▶ _DIRECTIVE_
Show each line from the listing that includes the word "marker".

[BEGIN RECORDS SHOWN]

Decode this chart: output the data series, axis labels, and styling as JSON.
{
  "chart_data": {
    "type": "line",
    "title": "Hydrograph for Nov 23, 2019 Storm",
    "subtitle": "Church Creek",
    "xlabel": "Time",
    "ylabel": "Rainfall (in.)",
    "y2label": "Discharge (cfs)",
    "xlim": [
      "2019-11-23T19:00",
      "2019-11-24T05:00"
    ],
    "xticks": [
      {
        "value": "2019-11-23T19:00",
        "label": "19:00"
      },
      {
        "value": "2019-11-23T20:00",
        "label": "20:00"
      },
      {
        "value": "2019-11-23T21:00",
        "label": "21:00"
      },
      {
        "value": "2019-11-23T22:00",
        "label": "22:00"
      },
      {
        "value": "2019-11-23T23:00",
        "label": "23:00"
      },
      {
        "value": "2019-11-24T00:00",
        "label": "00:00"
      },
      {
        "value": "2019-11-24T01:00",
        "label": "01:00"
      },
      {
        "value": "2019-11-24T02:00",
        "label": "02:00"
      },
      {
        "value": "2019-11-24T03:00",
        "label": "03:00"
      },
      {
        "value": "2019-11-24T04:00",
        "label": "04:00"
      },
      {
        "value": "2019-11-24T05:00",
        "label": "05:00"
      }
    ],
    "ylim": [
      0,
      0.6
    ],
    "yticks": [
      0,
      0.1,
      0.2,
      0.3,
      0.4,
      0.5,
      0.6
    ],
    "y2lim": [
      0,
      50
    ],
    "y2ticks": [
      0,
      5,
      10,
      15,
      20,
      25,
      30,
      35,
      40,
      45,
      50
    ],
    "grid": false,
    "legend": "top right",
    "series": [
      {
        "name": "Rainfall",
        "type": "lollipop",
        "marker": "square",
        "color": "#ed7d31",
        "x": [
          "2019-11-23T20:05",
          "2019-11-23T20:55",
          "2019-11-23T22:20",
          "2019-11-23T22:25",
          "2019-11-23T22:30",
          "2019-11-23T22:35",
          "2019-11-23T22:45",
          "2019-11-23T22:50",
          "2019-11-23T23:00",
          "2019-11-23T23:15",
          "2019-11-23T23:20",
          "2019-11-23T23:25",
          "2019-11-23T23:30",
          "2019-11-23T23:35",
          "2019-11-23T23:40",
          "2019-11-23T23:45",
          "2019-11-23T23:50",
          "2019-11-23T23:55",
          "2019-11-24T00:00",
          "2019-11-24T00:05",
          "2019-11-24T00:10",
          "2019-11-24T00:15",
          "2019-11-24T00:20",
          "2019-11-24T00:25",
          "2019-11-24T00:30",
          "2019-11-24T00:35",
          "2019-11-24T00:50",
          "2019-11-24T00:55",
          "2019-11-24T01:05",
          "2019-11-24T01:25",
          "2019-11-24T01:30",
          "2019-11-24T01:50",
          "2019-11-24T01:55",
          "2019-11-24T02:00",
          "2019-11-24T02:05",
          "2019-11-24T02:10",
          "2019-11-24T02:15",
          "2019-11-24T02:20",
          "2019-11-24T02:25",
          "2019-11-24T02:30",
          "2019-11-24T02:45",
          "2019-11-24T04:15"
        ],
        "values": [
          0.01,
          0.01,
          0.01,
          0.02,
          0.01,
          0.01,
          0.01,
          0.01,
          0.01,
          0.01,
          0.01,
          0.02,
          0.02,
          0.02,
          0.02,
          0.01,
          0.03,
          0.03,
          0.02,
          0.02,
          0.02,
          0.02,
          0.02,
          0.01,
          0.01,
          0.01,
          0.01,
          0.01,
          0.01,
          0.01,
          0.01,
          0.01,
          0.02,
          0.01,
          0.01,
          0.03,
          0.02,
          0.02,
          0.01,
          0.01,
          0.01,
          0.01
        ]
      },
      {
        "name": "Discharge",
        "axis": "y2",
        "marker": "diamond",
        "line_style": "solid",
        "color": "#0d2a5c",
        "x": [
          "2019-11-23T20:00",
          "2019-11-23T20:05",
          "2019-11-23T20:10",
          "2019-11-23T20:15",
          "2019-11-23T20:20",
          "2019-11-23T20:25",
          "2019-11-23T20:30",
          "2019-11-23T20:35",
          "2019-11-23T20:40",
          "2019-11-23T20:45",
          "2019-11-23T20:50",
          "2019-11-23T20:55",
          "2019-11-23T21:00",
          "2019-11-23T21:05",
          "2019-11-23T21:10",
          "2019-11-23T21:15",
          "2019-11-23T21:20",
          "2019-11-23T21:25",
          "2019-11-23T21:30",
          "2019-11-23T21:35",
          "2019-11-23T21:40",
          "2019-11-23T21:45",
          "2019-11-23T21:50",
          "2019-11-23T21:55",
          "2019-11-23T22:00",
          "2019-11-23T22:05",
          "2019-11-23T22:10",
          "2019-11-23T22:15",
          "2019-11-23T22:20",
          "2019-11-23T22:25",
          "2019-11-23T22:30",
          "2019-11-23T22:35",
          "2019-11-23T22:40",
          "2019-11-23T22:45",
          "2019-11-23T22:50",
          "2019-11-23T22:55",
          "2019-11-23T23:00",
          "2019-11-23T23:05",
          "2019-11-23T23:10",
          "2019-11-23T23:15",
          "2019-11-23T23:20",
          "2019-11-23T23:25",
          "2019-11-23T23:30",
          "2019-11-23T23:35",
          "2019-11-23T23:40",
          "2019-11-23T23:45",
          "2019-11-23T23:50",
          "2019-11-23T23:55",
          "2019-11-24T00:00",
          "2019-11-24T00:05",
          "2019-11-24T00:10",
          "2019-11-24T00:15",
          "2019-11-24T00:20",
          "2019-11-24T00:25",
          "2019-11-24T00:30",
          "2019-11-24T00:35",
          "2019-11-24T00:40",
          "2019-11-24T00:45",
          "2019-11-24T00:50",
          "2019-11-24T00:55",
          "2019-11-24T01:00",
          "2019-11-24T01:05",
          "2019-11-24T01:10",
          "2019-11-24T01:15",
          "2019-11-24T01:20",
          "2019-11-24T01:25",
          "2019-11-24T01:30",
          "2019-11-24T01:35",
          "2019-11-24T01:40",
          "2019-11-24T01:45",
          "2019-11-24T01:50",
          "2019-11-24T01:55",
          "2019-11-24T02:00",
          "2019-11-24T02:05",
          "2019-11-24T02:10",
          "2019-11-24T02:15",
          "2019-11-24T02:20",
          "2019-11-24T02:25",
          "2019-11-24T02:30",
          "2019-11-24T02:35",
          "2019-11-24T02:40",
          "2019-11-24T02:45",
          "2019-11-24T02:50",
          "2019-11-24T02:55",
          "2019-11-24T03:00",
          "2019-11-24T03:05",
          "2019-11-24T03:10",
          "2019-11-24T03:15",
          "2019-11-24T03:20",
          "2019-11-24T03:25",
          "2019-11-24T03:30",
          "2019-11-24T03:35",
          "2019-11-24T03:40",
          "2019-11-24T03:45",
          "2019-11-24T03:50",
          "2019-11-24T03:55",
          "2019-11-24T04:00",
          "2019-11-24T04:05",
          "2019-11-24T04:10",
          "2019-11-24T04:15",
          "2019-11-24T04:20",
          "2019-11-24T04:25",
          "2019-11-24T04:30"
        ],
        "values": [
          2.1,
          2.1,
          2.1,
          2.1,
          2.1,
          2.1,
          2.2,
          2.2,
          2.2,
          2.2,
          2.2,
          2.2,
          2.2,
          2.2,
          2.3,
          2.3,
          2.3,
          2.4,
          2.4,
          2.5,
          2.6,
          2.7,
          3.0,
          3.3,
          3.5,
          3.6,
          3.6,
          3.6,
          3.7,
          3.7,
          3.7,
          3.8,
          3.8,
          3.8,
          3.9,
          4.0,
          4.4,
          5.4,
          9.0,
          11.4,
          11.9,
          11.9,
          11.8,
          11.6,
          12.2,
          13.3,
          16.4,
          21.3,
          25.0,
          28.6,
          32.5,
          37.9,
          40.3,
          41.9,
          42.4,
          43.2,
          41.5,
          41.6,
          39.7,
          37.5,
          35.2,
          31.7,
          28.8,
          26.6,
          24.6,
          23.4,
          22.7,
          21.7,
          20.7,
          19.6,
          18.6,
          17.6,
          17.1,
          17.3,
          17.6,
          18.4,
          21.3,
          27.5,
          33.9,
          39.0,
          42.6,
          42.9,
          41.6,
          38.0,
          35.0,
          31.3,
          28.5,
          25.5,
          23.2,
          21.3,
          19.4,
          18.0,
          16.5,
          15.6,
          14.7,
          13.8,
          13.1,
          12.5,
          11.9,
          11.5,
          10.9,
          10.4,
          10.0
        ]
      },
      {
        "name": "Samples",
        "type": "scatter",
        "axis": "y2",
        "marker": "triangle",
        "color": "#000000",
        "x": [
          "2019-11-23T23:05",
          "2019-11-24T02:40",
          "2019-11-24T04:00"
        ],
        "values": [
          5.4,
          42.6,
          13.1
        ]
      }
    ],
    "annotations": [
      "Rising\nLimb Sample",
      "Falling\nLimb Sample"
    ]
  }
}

[END RECORDS SHOWN]

▶ _ANSWER FOR THE TASK_
        "marker": "square",
        "marker": "diamond",
        "marker": "triangle",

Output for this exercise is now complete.